▶ **SET TASK**
Among these lines, how many include "name"? Answer only with the number.

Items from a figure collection

────────────────────

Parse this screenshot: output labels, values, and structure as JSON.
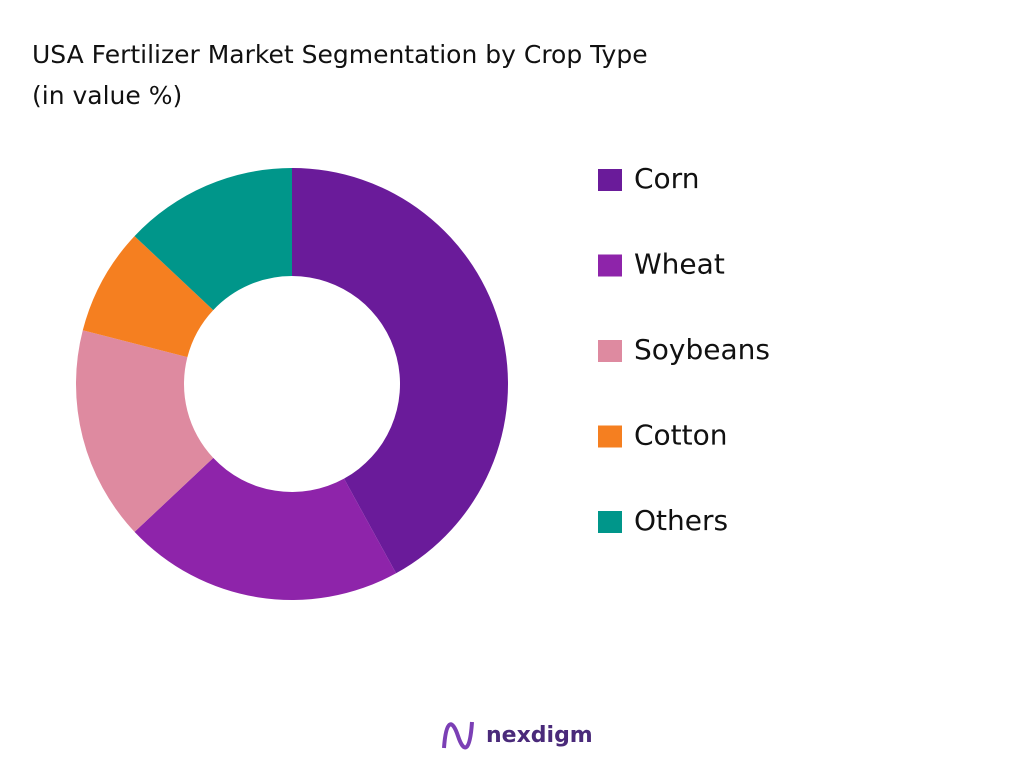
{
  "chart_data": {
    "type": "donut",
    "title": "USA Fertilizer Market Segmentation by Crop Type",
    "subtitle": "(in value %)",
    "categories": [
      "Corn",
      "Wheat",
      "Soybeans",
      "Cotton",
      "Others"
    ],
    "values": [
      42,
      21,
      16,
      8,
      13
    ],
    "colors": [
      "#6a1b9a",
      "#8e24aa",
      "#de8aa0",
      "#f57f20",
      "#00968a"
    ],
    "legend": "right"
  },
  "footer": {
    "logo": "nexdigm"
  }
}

────────────────────

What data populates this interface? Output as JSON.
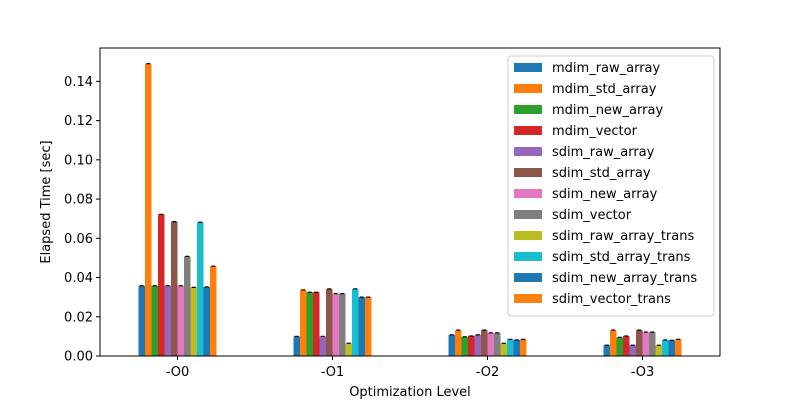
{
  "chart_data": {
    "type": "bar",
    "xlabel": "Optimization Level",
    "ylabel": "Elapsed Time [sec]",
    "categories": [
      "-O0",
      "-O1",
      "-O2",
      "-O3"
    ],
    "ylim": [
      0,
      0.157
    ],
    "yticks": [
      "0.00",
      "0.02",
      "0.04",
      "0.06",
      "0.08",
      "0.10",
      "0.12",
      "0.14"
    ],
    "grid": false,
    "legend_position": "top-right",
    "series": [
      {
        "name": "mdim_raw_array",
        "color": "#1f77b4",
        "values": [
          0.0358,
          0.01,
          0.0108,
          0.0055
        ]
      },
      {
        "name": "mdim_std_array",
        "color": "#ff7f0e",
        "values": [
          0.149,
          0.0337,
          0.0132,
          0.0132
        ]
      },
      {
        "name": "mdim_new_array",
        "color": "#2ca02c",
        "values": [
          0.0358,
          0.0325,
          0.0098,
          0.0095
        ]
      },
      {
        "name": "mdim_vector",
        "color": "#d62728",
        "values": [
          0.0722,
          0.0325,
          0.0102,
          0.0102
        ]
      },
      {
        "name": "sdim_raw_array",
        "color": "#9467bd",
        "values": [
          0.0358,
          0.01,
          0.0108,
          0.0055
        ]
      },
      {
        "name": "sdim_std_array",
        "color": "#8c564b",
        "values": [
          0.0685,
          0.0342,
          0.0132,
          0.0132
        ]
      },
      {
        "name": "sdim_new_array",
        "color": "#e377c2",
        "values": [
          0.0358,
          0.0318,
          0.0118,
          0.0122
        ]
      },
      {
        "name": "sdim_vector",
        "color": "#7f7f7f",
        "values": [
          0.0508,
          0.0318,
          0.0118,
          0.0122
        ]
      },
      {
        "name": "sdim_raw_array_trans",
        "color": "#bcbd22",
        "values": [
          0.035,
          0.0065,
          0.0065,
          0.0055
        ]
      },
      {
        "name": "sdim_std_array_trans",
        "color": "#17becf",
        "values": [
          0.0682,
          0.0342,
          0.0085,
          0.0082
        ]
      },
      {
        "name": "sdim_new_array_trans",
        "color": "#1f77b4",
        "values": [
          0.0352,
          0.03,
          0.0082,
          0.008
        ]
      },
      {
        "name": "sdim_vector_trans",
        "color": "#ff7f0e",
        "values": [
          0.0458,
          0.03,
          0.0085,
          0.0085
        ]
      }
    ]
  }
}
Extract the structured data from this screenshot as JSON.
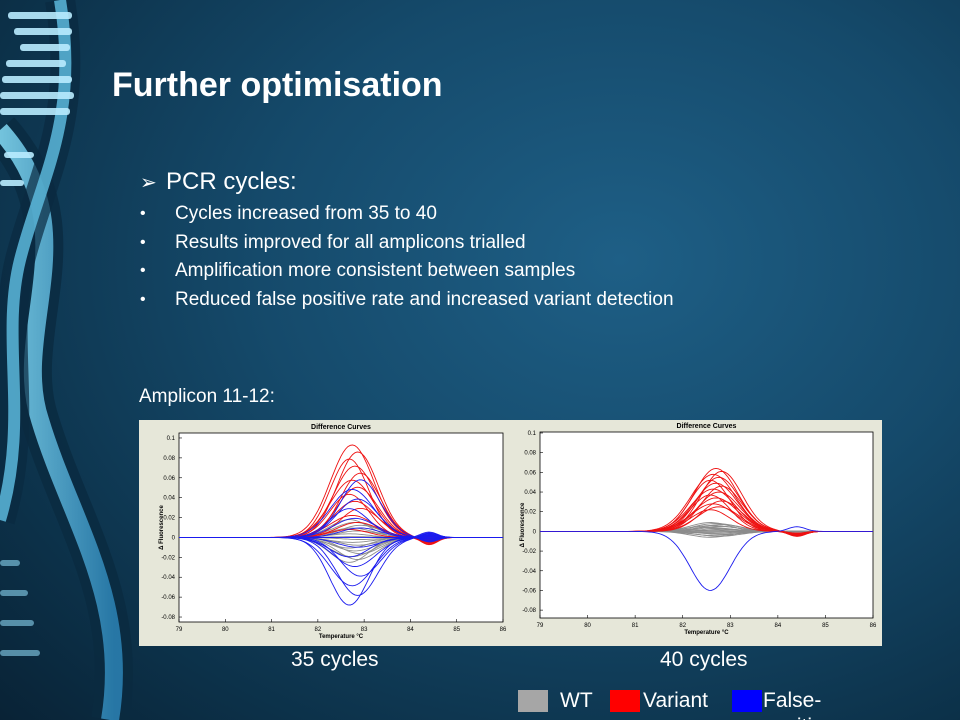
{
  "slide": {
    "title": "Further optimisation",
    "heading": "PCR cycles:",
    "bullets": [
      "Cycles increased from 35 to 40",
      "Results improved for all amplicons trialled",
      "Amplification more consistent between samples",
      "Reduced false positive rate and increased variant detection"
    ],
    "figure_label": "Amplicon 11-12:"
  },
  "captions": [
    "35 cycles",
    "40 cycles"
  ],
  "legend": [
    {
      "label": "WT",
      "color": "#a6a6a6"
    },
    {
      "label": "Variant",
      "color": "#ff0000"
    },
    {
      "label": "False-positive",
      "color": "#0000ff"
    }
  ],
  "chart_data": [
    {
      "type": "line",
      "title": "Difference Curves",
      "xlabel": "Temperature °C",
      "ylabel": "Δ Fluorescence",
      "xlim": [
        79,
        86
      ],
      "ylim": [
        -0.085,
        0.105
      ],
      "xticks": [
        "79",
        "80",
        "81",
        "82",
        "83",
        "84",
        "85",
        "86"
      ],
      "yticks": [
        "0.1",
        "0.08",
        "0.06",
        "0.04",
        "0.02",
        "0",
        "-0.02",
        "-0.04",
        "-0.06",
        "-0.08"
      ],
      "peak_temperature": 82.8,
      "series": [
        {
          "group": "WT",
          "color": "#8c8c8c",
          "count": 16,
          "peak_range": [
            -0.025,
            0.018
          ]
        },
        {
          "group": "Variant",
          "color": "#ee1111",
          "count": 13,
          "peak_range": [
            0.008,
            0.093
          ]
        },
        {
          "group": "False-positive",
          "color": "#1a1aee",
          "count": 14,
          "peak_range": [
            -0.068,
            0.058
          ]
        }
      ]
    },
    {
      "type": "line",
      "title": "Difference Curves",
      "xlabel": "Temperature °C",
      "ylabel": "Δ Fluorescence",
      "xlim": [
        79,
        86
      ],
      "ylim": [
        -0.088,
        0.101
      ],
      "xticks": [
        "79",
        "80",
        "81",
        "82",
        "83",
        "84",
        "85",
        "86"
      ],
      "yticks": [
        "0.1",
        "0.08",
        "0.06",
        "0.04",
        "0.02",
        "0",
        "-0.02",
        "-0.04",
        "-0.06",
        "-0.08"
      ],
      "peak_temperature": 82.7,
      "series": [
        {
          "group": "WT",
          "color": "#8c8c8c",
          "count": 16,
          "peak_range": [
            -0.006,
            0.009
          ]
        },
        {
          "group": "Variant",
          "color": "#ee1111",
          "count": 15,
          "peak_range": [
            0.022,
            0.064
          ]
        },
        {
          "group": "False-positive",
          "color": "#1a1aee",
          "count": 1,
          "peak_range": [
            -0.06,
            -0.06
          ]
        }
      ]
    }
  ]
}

────────────────────

▶ **ANSWER TO THIS PROBLEM**
12